→ Problems to work on
• 1. In the forum thread below about the coming home leaving home lighting mod, reproduce the part that opens with the words containing "Nice one mate, top" and closes with "(Feb 21, 2007)".
• 2. In the forum thread below about the coming home leaving home lighting mod, what did Auditto say was the hardest part of the install?

→ Document segment
□ □ □ □ □

# AUDITTO coming home leaving home *NEW PICS*!!!



## Auditto (Jan 11, 2008)

Hi,

This Last weekend I have been a little busy!! I installed the coming home leaving function in my TT and here are the results:



wha do you think??? i really love it


----------



## TT1012 (Feb 26, 2008)

how to guide?!


----------



## Auditto (Jan 11, 2008)

I will post a little scketch with the connections.... [smiley=book2.gif]


----------



## ap123ap (Aug 20, 2008)

SNAP!

Got this install on mine too!


----------



## YELLOW_TT (Feb 25, 2004)

Just when you think you have finished modding [smiley=bigcry.gif]


----------



## Auditto (Jan 11, 2008)

I really love it!!!

I´m waiting now my orsam cool blue to replace the existing fog light!! I cannot wait to see the white/blue colour switching on! 8) 8)


----------



## Auditto (Jan 11, 2008)

yellow,the mods never will stop!!!!!! :wink: :wink: :wink:


----------



## YELLOW_TT (Feb 25, 2004)

Auditto said:


> yellow,the mods never will stop!!!!!! :wink: :wink: :wink:


They do I have finnished modding old yellow 4 times in the last 3 years :wink: :lol:


----------



## Auditto (Jan 11, 2008)

sounds like me with the gym....I always think: I will start this monday!!!! :lol: :lol:


----------



## chrishTT (May 14, 2006)

great mod i like it
is it difficult to do then


----------



## YELLOW_TT (Feb 25, 2004)

Auditto said:


> sounds like me with the gym....I always think: I will start this monday!!!! :lol: :lol:


Or me with diets I should be like a lat I start a new diet every Monday :wink: :lol:


----------



## Auditto (Jan 11, 2008)

chrishTT !!

Is not a really difficult job!! the hardest for me was find how connect the fog light without the sidelights, because if you connect sidelights and fog, when you open the door sound the "beep" like if you left the light on and left the car, and i did not really want this!!


----------



## Hark (Aug 23, 2007)

Auditto said:


> chrishTT !!
> 
> Is not a really difficult job!! the hardest for me was find how connect the fog light without the sidelights, because if you connect sidelights and fog, when you open the door sound the "beep" like if you left the light on and left the car, and i did not really want this!!


Hi mate

That's what I wanted to know. So you don't get the door open beep? Presume you still use a relay powered from the interior light which switches power from the busbar? Where did you then wire it to? A particular fuse or what? You wouldn't believe the amount of though I have given this this week.


----------



## starski4578 (Aug 24, 2007)

Excellent mod mate!


----------



## Dash (Oct 5, 2008)

You must do a how-to guide! This is an excellent feature.


----------



## ap123ap (Aug 20, 2008)

this is mine!


----------



## Auditto (Jan 11, 2008)

don´t worry mate I will do a guide!!


----------



## EnfieldTT (Jun 7, 2008)

Nice one mate, top mod! Like Hark, I've been thinking about this too (mainly coz my mate has it on his 330 and im VERY jealous!! ) Yeah defo do a 'How To...' - plenty on here would be interested in this bud.


----------



## denTTed (Feb 21, 2007)

Just added another thing to my "mods to do" list, excellent. Looking forward to the how too guide.


----------



## Naresh (Nov 22, 2004)

□ □ □ □ □

→ Provided material

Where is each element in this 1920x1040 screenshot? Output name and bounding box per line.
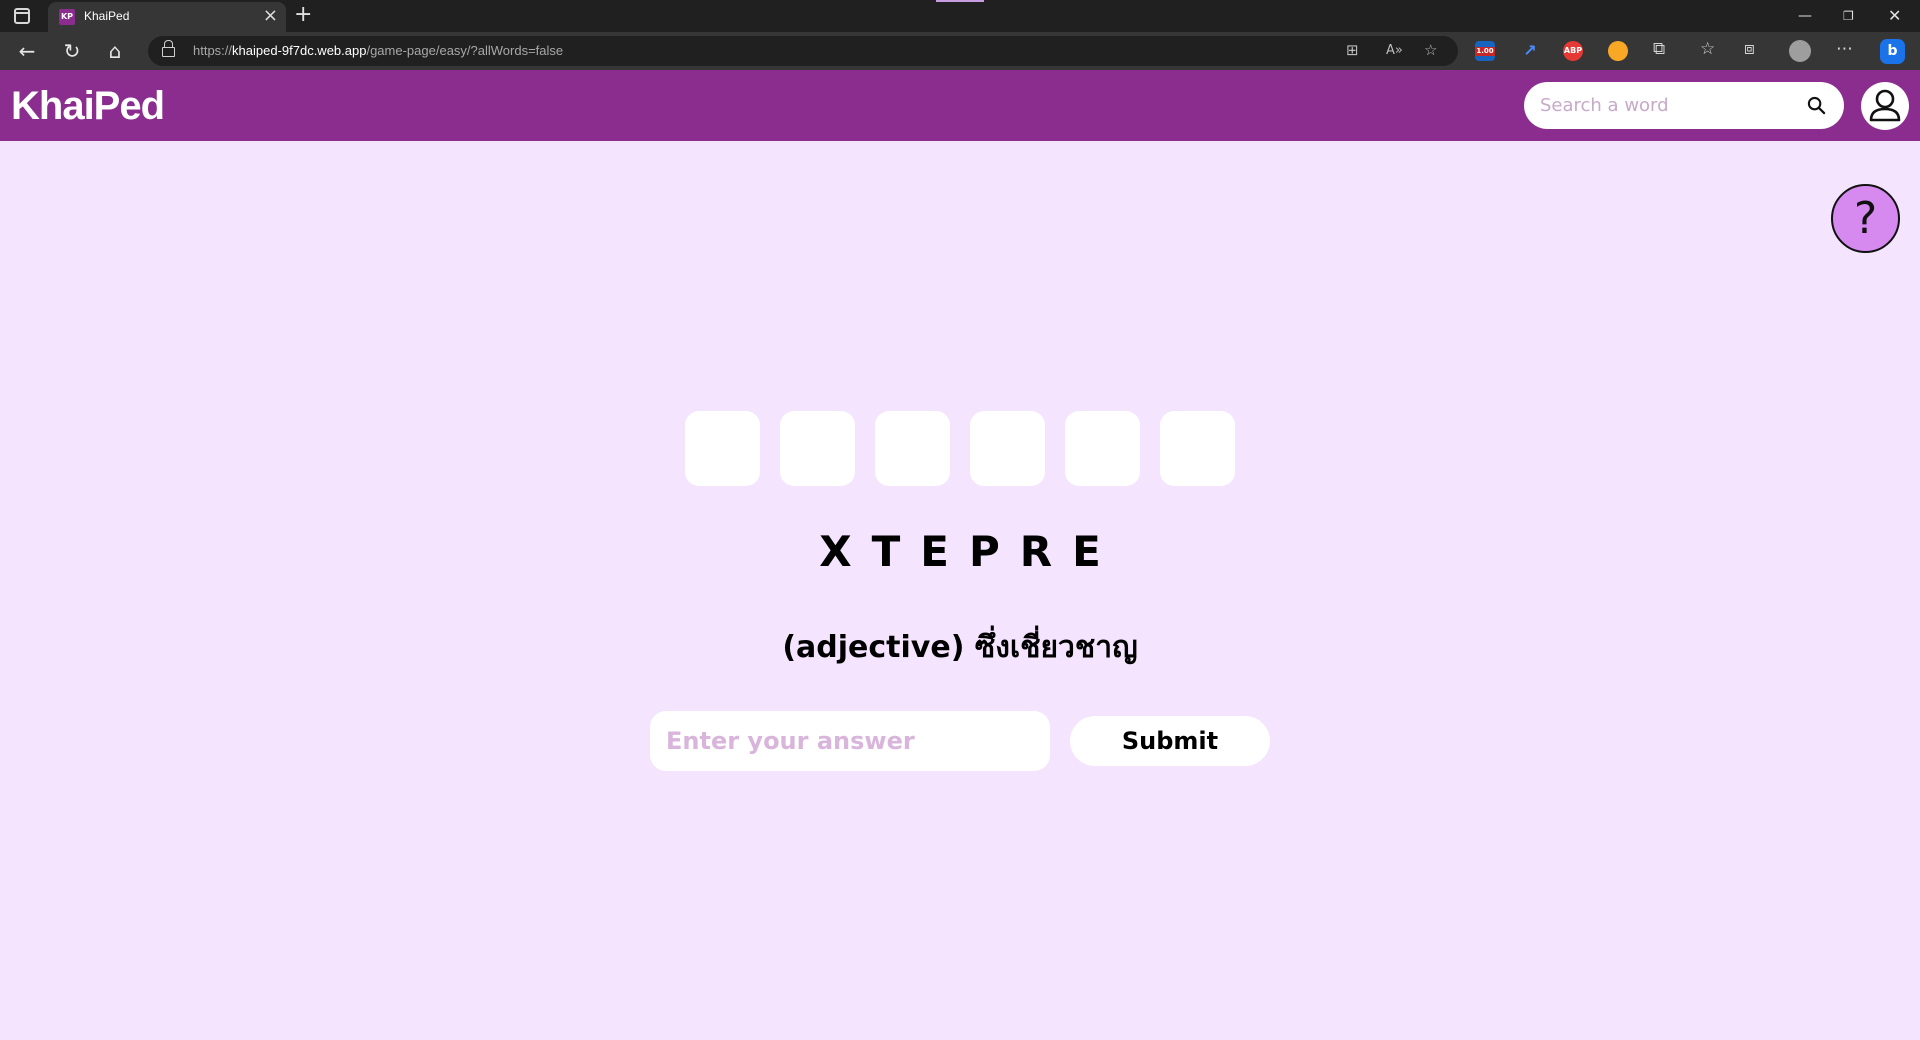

□ □ □ □ □

→ The responses
• 1.
Nice one mate, top mod! Like Hark, I've been thinking about this too (mainly coz my mate has it on his 330 and im VERY jealous!! ) Yeah defo do a 'How To...' - plenty on here would be interested in this bud.


----------



## denTTed (Feb 21, 2007)

• 2. The hardest part was working out how to connect the fog light without the sidelights, because connecting both made the "beep" sound when the door opened, as if the lights had been left on.